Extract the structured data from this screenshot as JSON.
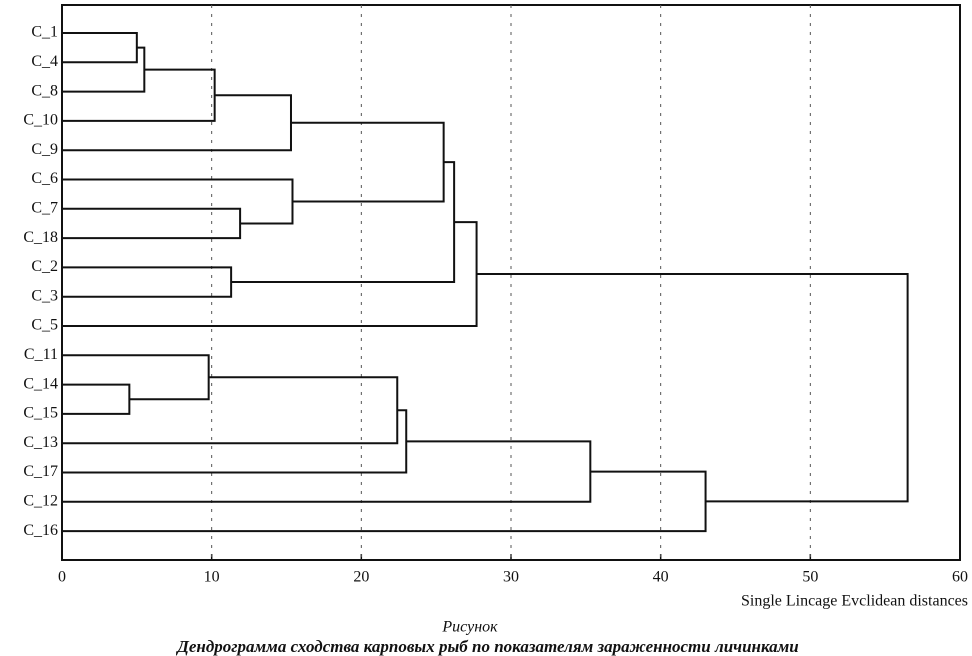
{
  "chart_data": {
    "type": "dendrogram",
    "tree": {
      "height": 56.5,
      "children": [
        {
          "height": 27.7,
          "children": [
            {
              "height": 26.2,
              "children": [
                {
                  "height": 25.5,
                  "children": [
                    {
                      "height": 15.3,
                      "children": [
                        {
                          "height": 10.2,
                          "children": [
                            {
                              "height": 5.5,
                              "children": [
                                {
                                  "height": 5.0,
                                  "children": [
                                    "C_1",
                                    "C_4"
                                  ]
                                },
                                "C_8"
                              ]
                            },
                            "C_10"
                          ]
                        },
                        "C_9"
                      ]
                    },
                    {
                      "height": 15.4,
                      "children": [
                        "C_6",
                        {
                          "height": 11.9,
                          "children": [
                            "C_7",
                            "C_18"
                          ]
                        }
                      ]
                    }
                  ]
                },
                {
                  "height": 11.3,
                  "children": [
                    "C_2",
                    "C_3"
                  ]
                }
              ]
            },
            "C_5"
          ]
        },
        {
          "height": 43.0,
          "children": [
            {
              "height": 35.3,
              "children": [
                {
                  "height": 23.0,
                  "children": [
                    {
                      "height": 22.4,
                      "children": [
                        {
                          "height": 9.8,
                          "children": [
                            "C_11",
                            {
                              "height": 4.5,
                              "children": [
                                "C_14",
                                "C_15"
                              ]
                            }
                          ]
                        },
                        "C_13"
                      ]
                    },
                    "C_17"
                  ]
                },
                "C_12"
              ]
            },
            "C_16"
          ]
        }
      ]
    },
    "xlim": [
      0,
      60
    ],
    "xticks": [
      0,
      10,
      20,
      30,
      40,
      50,
      60
    ],
    "grid": true,
    "x_label": "Single Lincage Evclidean distances",
    "caption_label": "Рисунок",
    "caption": "Дендрограмма сходства карповых рыб по показателям зараженности личинками",
    "color": "#111111"
  }
}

- - - - - - -

#### STATED PROBLEM:
Copy each line exactly, and leave the pictures out of your copy.

#### REPLY TO THE EXERCISE:
Extract the structured data from this screenshot as JSON.
{
  "chart_data": {
    "type": "dendrogram",
    "tree": {
      "height": 56.5,
      "children": [
        {
          "height": 27.7,
          "children": [
            {
              "height": 26.2,
              "children": [
                {
                  "height": 25.5,
                  "children": [
                    {
                      "height": 15.3,
                      "children": [
                        {
                          "height": 10.2,
                          "children": [
                            {
                              "height": 5.5,
                              "children": [
                                {
                                  "height": 5.0,
                                  "children": [
                                    "C_1",
                                    "C_4"
                                  ]
                                },
                                "C_8"
                              ]
                            },
                            "C_10"
                          ]
                        },
                        "C_9"
                      ]
                    },
                    {
                      "height": 15.4,
                      "children": [
                        "C_6",
                        {
                          "height": 11.9,
                          "children": [
                            "C_7",
                            "C_18"
                          ]
                        }
                      ]
                    }
                  ]
                },
                {
                  "height": 11.3,
                  "children": [
                    "C_2",
                    "C_3"
                  ]
                }
              ]
            },
            "C_5"
          ]
        },
        {
          "height": 43.0,
          "children": [
            {
              "height": 35.3,
              "children": [
                {
                  "height": 23.0,
                  "children": [
                    {
                      "height": 22.4,
                      "children": [
                        {
                          "height": 9.8,
                          "children": [
                            "C_11",
                            {
                              "height": 4.5,
                              "children": [
                                "C_14",
                                "C_15"
                              ]
                            }
                          ]
                        },
                        "C_13"
                      ]
                    },
                    "C_17"
                  ]
                },
                "C_12"
              ]
            },
            "C_16"
          ]
        }
      ]
    },
    "xlim": [
      0,
      60
    ],
    "xticks": [
      0,
      10,
      20,
      30,
      40,
      50,
      60
    ],
    "grid": true,
    "x_label": "Single Lincage Evclidean distances",
    "caption_label": "Рисунок",
    "caption": "Дендрограмма сходства карповых рыб по показателям зараженности личинками",
    "color": "#111111"
  }
}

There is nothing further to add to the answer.